Copy out the listing that follows, exactly, without its pictures.

═══ EXERCISE DATA ═══

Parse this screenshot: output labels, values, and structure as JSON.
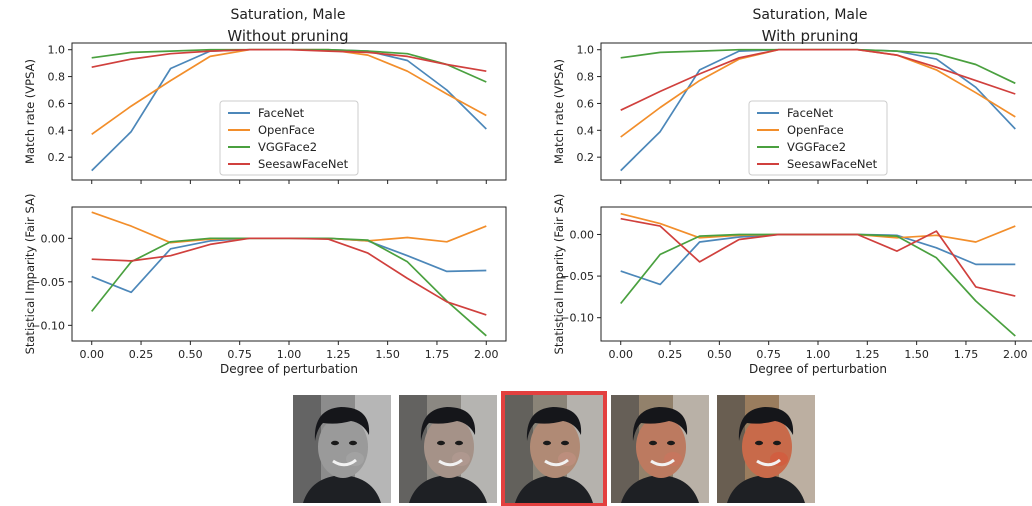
{
  "figure": {
    "left_title": "Saturation, Male",
    "left_subtitle": "Without pruning",
    "right_title": "Saturation, Male",
    "right_subtitle": "With pruning"
  },
  "colors": {
    "FaceNet": "#4c87b9",
    "OpenFace": "#f28e2b",
    "VGGFace2": "#4aa03f",
    "SeesawFaceNet": "#d0403d",
    "selected_frame": "#e3403f"
  },
  "chart_data": [
    {
      "type": "line",
      "panel": "top-left",
      "title": "",
      "ylabel": "Match rate (VPSA)",
      "xlabel": "",
      "x": [
        0.0,
        0.2,
        0.4,
        0.6,
        0.8,
        1.0,
        1.2,
        1.4,
        1.6,
        1.8,
        2.0
      ],
      "xlim": [
        -0.1,
        2.1
      ],
      "ylim": [
        0.03,
        1.05
      ],
      "yticks": [
        "1.0",
        "0.8",
        "0.6",
        "0.4",
        "0.2"
      ],
      "ytick_values": [
        1.0,
        0.8,
        0.6,
        0.4,
        0.2
      ],
      "legend": "center",
      "series": [
        {
          "name": "FaceNet",
          "values": [
            0.1,
            0.39,
            0.86,
            0.99,
            1.0,
            1.0,
            1.0,
            0.99,
            0.92,
            0.7,
            0.41
          ]
        },
        {
          "name": "OpenFace",
          "values": [
            0.37,
            0.58,
            0.77,
            0.95,
            1.0,
            1.0,
            1.0,
            0.96,
            0.84,
            0.67,
            0.51
          ]
        },
        {
          "name": "VGGFace2",
          "values": [
            0.94,
            0.98,
            0.99,
            1.0,
            1.0,
            1.0,
            1.0,
            0.99,
            0.97,
            0.89,
            0.76
          ]
        },
        {
          "name": "SeesawFaceNet",
          "values": [
            0.87,
            0.93,
            0.97,
            0.99,
            1.0,
            1.0,
            0.99,
            0.98,
            0.95,
            0.89,
            0.84
          ]
        }
      ]
    },
    {
      "type": "line",
      "panel": "bottom-left",
      "title": "",
      "ylabel": "Statistical Imparity (Fair SA)",
      "xlabel": "Degree of perturbation",
      "x": [
        0.0,
        0.2,
        0.4,
        0.6,
        0.8,
        1.0,
        1.2,
        1.4,
        1.6,
        1.8,
        2.0
      ],
      "xlim": [
        -0.1,
        2.1
      ],
      "ylim": [
        -0.118,
        0.036
      ],
      "xticks": [
        "0.00",
        "0.25",
        "0.50",
        "0.75",
        "1.00",
        "1.25",
        "1.50",
        "1.75",
        "2.00"
      ],
      "xtick_values": [
        0.0,
        0.25,
        0.5,
        0.75,
        1.0,
        1.25,
        1.5,
        1.75,
        2.0
      ],
      "yticks": [
        "0.00",
        "−0.05",
        "−0.10"
      ],
      "ytick_values": [
        0.0,
        -0.05,
        -0.1
      ],
      "series": [
        {
          "name": "FaceNet",
          "values": [
            -0.044,
            -0.062,
            -0.012,
            -0.003,
            0.0,
            0.0,
            0.0,
            -0.003,
            -0.02,
            -0.038,
            -0.037
          ]
        },
        {
          "name": "OpenFace",
          "values": [
            0.03,
            0.014,
            -0.005,
            -0.001,
            0.0,
            0.0,
            0.0,
            -0.003,
            0.001,
            -0.004,
            0.014
          ]
        },
        {
          "name": "VGGFace2",
          "values": [
            -0.084,
            -0.027,
            -0.004,
            0.0,
            0.0,
            0.0,
            0.0,
            -0.002,
            -0.027,
            -0.072,
            -0.112
          ]
        },
        {
          "name": "SeesawFaceNet",
          "values": [
            -0.024,
            -0.026,
            -0.02,
            -0.007,
            0.0,
            0.0,
            -0.001,
            -0.017,
            -0.046,
            -0.073,
            -0.088
          ]
        }
      ]
    },
    {
      "type": "line",
      "panel": "top-right",
      "title": "",
      "ylabel": "Match rate (VPSA)",
      "xlabel": "",
      "x": [
        0.0,
        0.2,
        0.4,
        0.6,
        0.8,
        1.0,
        1.2,
        1.4,
        1.6,
        1.8,
        2.0
      ],
      "xlim": [
        -0.1,
        2.1
      ],
      "ylim": [
        0.03,
        1.05
      ],
      "yticks": [
        "1.0",
        "0.8",
        "0.6",
        "0.4",
        "0.2"
      ],
      "ytick_values": [
        1.0,
        0.8,
        0.6,
        0.4,
        0.2
      ],
      "legend": "center",
      "series": [
        {
          "name": "FaceNet",
          "values": [
            0.1,
            0.39,
            0.85,
            0.99,
            1.0,
            1.0,
            1.0,
            0.99,
            0.93,
            0.72,
            0.41
          ]
        },
        {
          "name": "OpenFace",
          "values": [
            0.35,
            0.57,
            0.77,
            0.93,
            1.0,
            1.0,
            1.0,
            0.96,
            0.85,
            0.68,
            0.5
          ]
        },
        {
          "name": "VGGFace2",
          "values": [
            0.94,
            0.98,
            0.99,
            1.0,
            1.0,
            1.0,
            1.0,
            0.99,
            0.97,
            0.89,
            0.75
          ]
        },
        {
          "name": "SeesawFaceNet",
          "values": [
            0.55,
            0.69,
            0.82,
            0.94,
            1.0,
            1.0,
            1.0,
            0.96,
            0.87,
            0.77,
            0.67
          ]
        }
      ]
    },
    {
      "type": "line",
      "panel": "bottom-right",
      "title": "",
      "ylabel": "Statistical Imparity (Fair SA)",
      "xlabel": "Degree of perturbation",
      "x": [
        0.0,
        0.2,
        0.4,
        0.6,
        0.8,
        1.0,
        1.2,
        1.4,
        1.6,
        1.8,
        2.0
      ],
      "xlim": [
        -0.1,
        2.1
      ],
      "ylim": [
        -0.128,
        0.033
      ],
      "xticks": [
        "0.00",
        "0.25",
        "0.50",
        "0.75",
        "1.00",
        "1.25",
        "1.50",
        "1.75",
        "2.00"
      ],
      "xtick_values": [
        0.0,
        0.25,
        0.5,
        0.75,
        1.0,
        1.25,
        1.5,
        1.75,
        2.0
      ],
      "yticks": [
        "0.00",
        "−0.05",
        "−0.10"
      ],
      "ytick_values": [
        0.0,
        -0.05,
        -0.1
      ],
      "series": [
        {
          "name": "FaceNet",
          "values": [
            -0.044,
            -0.06,
            -0.009,
            -0.003,
            0.0,
            0.0,
            0.0,
            -0.001,
            -0.016,
            -0.036,
            -0.036
          ]
        },
        {
          "name": "OpenFace",
          "values": [
            0.025,
            0.013,
            -0.004,
            -0.001,
            0.0,
            0.0,
            0.0,
            -0.004,
            -0.001,
            -0.009,
            0.01
          ]
        },
        {
          "name": "VGGFace2",
          "values": [
            -0.083,
            -0.024,
            -0.002,
            0.0,
            0.0,
            0.0,
            0.0,
            -0.002,
            -0.028,
            -0.08,
            -0.122
          ]
        },
        {
          "name": "SeesawFaceNet",
          "values": [
            0.019,
            0.01,
            -0.033,
            -0.006,
            0.0,
            0.0,
            0.0,
            -0.02,
            0.004,
            -0.063,
            -0.074
          ]
        }
      ]
    }
  ],
  "thumbnails": [
    {
      "label": "saturation-0.0",
      "saturation": 0.0,
      "selected": false
    },
    {
      "label": "saturation-0.5",
      "saturation": 0.5,
      "selected": false
    },
    {
      "label": "saturation-1.0",
      "saturation": 1.0,
      "selected": true
    },
    {
      "label": "saturation-1.5",
      "saturation": 1.5,
      "selected": false
    },
    {
      "label": "saturation-2.0",
      "saturation": 2.0,
      "selected": false
    }
  ]
}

═══

ANSWER TO THIS PROBLEM:
Parse this screenshot: output labels, values, and structure as JSON.
{
  "figure": {
    "left_title": "Saturation, Male",
    "left_subtitle": "Without pruning",
    "right_title": "Saturation, Male",
    "right_subtitle": "With pruning"
  },
  "colors": {
    "FaceNet": "#4c87b9",
    "OpenFace": "#f28e2b",
    "VGGFace2": "#4aa03f",
    "SeesawFaceNet": "#d0403d",
    "selected_frame": "#e3403f"
  },
  "chart_data": [
    {
      "type": "line",
      "panel": "top-left",
      "title": "",
      "ylabel": "Match rate (VPSA)",
      "xlabel": "",
      "x": [
        0.0,
        0.2,
        0.4,
        0.6,
        0.8,
        1.0,
        1.2,
        1.4,
        1.6,
        1.8,
        2.0
      ],
      "xlim": [
        -0.1,
        2.1
      ],
      "ylim": [
        0.03,
        1.05
      ],
      "yticks": [
        "1.0",
        "0.8",
        "0.6",
        "0.4",
        "0.2"
      ],
      "ytick_values": [
        1.0,
        0.8,
        0.6,
        0.4,
        0.2
      ],
      "legend": "center",
      "series": [
        {
          "name": "FaceNet",
          "values": [
            0.1,
            0.39,
            0.86,
            0.99,
            1.0,
            1.0,
            1.0,
            0.99,
            0.92,
            0.7,
            0.41
          ]
        },
        {
          "name": "OpenFace",
          "values": [
            0.37,
            0.58,
            0.77,
            0.95,
            1.0,
            1.0,
            1.0,
            0.96,
            0.84,
            0.67,
            0.51
          ]
        },
        {
          "name": "VGGFace2",
          "values": [
            0.94,
            0.98,
            0.99,
            1.0,
            1.0,
            1.0,
            1.0,
            0.99,
            0.97,
            0.89,
            0.76
          ]
        },
        {
          "name": "SeesawFaceNet",
          "values": [
            0.87,
            0.93,
            0.97,
            0.99,
            1.0,
            1.0,
            0.99,
            0.98,
            0.95,
            0.89,
            0.84
          ]
        }
      ]
    },
    {
      "type": "line",
      "panel": "bottom-left",
      "title": "",
      "ylabel": "Statistical Imparity (Fair SA)",
      "xlabel": "Degree of perturbation",
      "x": [
        0.0,
        0.2,
        0.4,
        0.6,
        0.8,
        1.0,
        1.2,
        1.4,
        1.6,
        1.8,
        2.0
      ],
      "xlim": [
        -0.1,
        2.1
      ],
      "ylim": [
        -0.118,
        0.036
      ],
      "xticks": [
        "0.00",
        "0.25",
        "0.50",
        "0.75",
        "1.00",
        "1.25",
        "1.50",
        "1.75",
        "2.00"
      ],
      "xtick_values": [
        0.0,
        0.25,
        0.5,
        0.75,
        1.0,
        1.25,
        1.5,
        1.75,
        2.0
      ],
      "yticks": [
        "0.00",
        "−0.05",
        "−0.10"
      ],
      "ytick_values": [
        0.0,
        -0.05,
        -0.1
      ],
      "series": [
        {
          "name": "FaceNet",
          "values": [
            -0.044,
            -0.062,
            -0.012,
            -0.003,
            0.0,
            0.0,
            0.0,
            -0.003,
            -0.02,
            -0.038,
            -0.037
          ]
        },
        {
          "name": "OpenFace",
          "values": [
            0.03,
            0.014,
            -0.005,
            -0.001,
            0.0,
            0.0,
            0.0,
            -0.003,
            0.001,
            -0.004,
            0.014
          ]
        },
        {
          "name": "VGGFace2",
          "values": [
            -0.084,
            -0.027,
            -0.004,
            0.0,
            0.0,
            0.0,
            0.0,
            -0.002,
            -0.027,
            -0.072,
            -0.112
          ]
        },
        {
          "name": "SeesawFaceNet",
          "values": [
            -0.024,
            -0.026,
            -0.02,
            -0.007,
            0.0,
            0.0,
            -0.001,
            -0.017,
            -0.046,
            -0.073,
            -0.088
          ]
        }
      ]
    },
    {
      "type": "line",
      "panel": "top-right",
      "title": "",
      "ylabel": "Match rate (VPSA)",
      "xlabel": "",
      "x": [
        0.0,
        0.2,
        0.4,
        0.6,
        0.8,
        1.0,
        1.2,
        1.4,
        1.6,
        1.8,
        2.0
      ],
      "xlim": [
        -0.1,
        2.1
      ],
      "ylim": [
        0.03,
        1.05
      ],
      "yticks": [
        "1.0",
        "0.8",
        "0.6",
        "0.4",
        "0.2"
      ],
      "ytick_values": [
        1.0,
        0.8,
        0.6,
        0.4,
        0.2
      ],
      "legend": "center",
      "series": [
        {
          "name": "FaceNet",
          "values": [
            0.1,
            0.39,
            0.85,
            0.99,
            1.0,
            1.0,
            1.0,
            0.99,
            0.93,
            0.72,
            0.41
          ]
        },
        {
          "name": "OpenFace",
          "values": [
            0.35,
            0.57,
            0.77,
            0.93,
            1.0,
            1.0,
            1.0,
            0.96,
            0.85,
            0.68,
            0.5
          ]
        },
        {
          "name": "VGGFace2",
          "values": [
            0.94,
            0.98,
            0.99,
            1.0,
            1.0,
            1.0,
            1.0,
            0.99,
            0.97,
            0.89,
            0.75
          ]
        },
        {
          "name": "SeesawFaceNet",
          "values": [
            0.55,
            0.69,
            0.82,
            0.94,
            1.0,
            1.0,
            1.0,
            0.96,
            0.87,
            0.77,
            0.67
          ]
        }
      ]
    },
    {
      "type": "line",
      "panel": "bottom-right",
      "title": "",
      "ylabel": "Statistical Imparity (Fair SA)",
      "xlabel": "Degree of perturbation",
      "x": [
        0.0,
        0.2,
        0.4,
        0.6,
        0.8,
        1.0,
        1.2,
        1.4,
        1.6,
        1.8,
        2.0
      ],
      "xlim": [
        -0.1,
        2.1
      ],
      "ylim": [
        -0.128,
        0.033
      ],
      "xticks": [
        "0.00",
        "0.25",
        "0.50",
        "0.75",
        "1.00",
        "1.25",
        "1.50",
        "1.75",
        "2.00"
      ],
      "xtick_values": [
        0.0,
        0.25,
        0.5,
        0.75,
        1.0,
        1.25,
        1.5,
        1.75,
        2.0
      ],
      "yticks": [
        "0.00",
        "−0.05",
        "−0.10"
      ],
      "ytick_values": [
        0.0,
        -0.05,
        -0.1
      ],
      "series": [
        {
          "name": "FaceNet",
          "values": [
            -0.044,
            -0.06,
            -0.009,
            -0.003,
            0.0,
            0.0,
            0.0,
            -0.001,
            -0.016,
            -0.036,
            -0.036
          ]
        },
        {
          "name": "OpenFace",
          "values": [
            0.025,
            0.013,
            -0.004,
            -0.001,
            0.0,
            0.0,
            0.0,
            -0.004,
            -0.001,
            -0.009,
            0.01
          ]
        },
        {
          "name": "VGGFace2",
          "values": [
            -0.083,
            -0.024,
            -0.002,
            0.0,
            0.0,
            0.0,
            0.0,
            -0.002,
            -0.028,
            -0.08,
            -0.122
          ]
        },
        {
          "name": "SeesawFaceNet",
          "values": [
            0.019,
            0.01,
            -0.033,
            -0.006,
            0.0,
            0.0,
            0.0,
            -0.02,
            0.004,
            -0.063,
            -0.074
          ]
        }
      ]
    }
  ],
  "thumbnails": [
    {
      "label": "saturation-0.0",
      "saturation": 0.0,
      "selected": false
    },
    {
      "label": "saturation-0.5",
      "saturation": 0.5,
      "selected": false
    },
    {
      "label": "saturation-1.0",
      "saturation": 1.0,
      "selected": true
    },
    {
      "label": "saturation-1.5",
      "saturation": 1.5,
      "selected": false
    },
    {
      "label": "saturation-2.0",
      "saturation": 2.0,
      "selected": false
    }
  ]
}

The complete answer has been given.